_What this task involves_
Gather up the lines with the word "whislo" in them.
═════ Exercise data ═════
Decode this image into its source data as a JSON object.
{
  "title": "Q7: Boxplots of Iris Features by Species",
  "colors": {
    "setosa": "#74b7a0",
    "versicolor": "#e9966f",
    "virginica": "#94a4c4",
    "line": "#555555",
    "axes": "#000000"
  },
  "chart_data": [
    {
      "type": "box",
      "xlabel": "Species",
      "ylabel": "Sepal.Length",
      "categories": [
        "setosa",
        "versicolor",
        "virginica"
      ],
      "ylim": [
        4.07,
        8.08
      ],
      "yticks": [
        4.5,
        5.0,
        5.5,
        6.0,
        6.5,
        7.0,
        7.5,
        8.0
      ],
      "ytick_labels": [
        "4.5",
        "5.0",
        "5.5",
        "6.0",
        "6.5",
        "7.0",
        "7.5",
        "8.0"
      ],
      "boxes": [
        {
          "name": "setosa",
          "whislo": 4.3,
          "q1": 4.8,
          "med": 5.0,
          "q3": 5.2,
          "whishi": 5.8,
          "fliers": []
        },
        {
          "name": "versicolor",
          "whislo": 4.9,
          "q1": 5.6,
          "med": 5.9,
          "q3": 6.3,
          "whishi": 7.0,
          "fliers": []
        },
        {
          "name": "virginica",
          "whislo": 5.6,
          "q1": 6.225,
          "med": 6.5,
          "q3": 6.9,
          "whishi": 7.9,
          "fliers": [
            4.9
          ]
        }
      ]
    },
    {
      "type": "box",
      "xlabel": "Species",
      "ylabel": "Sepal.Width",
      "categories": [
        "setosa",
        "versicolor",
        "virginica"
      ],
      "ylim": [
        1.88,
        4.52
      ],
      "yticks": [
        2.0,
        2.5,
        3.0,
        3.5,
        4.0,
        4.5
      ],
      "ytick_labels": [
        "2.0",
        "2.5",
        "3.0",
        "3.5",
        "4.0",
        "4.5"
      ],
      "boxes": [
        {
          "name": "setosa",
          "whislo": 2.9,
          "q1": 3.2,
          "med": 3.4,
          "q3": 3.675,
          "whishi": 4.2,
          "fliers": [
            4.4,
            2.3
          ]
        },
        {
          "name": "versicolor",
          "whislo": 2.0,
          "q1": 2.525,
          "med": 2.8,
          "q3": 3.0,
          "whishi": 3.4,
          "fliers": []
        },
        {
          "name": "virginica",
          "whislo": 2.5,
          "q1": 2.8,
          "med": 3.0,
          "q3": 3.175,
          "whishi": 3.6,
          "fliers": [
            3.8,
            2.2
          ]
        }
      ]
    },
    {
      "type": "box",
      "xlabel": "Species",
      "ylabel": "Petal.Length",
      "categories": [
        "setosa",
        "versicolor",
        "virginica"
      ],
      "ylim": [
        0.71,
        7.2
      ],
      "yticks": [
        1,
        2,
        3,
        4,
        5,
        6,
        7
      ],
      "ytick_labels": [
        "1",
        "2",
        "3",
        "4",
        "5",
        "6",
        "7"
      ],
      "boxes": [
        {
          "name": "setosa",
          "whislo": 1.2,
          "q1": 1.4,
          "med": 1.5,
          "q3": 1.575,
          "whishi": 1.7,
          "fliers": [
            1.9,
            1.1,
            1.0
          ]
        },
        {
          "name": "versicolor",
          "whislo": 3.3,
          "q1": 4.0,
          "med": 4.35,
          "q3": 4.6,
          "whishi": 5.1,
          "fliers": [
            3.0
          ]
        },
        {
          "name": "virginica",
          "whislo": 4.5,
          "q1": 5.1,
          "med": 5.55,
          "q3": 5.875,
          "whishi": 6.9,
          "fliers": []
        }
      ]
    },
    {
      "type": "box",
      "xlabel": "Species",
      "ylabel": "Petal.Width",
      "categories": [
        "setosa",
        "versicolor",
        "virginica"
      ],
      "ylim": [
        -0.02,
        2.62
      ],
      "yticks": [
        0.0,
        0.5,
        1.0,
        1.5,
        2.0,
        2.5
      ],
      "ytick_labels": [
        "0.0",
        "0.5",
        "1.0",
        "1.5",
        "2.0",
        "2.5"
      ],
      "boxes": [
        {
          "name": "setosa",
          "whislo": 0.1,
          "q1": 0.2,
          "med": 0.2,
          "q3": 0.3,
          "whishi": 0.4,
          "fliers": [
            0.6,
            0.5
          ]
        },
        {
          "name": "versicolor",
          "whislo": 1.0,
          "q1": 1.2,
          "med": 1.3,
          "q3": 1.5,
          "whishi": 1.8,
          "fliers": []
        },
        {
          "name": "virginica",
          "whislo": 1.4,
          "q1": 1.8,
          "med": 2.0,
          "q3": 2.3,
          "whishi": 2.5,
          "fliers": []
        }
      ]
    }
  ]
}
═════
_Output below_
          "whislo": 4.3,
          "whislo": 4.9,
          "whislo": 5.6,
          "whislo": 2.9,
          "whislo": 2.0,
          "whislo": 2.5,
          "whislo": 1.2,
          "whislo": 3.3,
          "whislo": 4.5,
          "whislo": 0.1,
          "whislo": 1.0,
          "whislo": 1.4,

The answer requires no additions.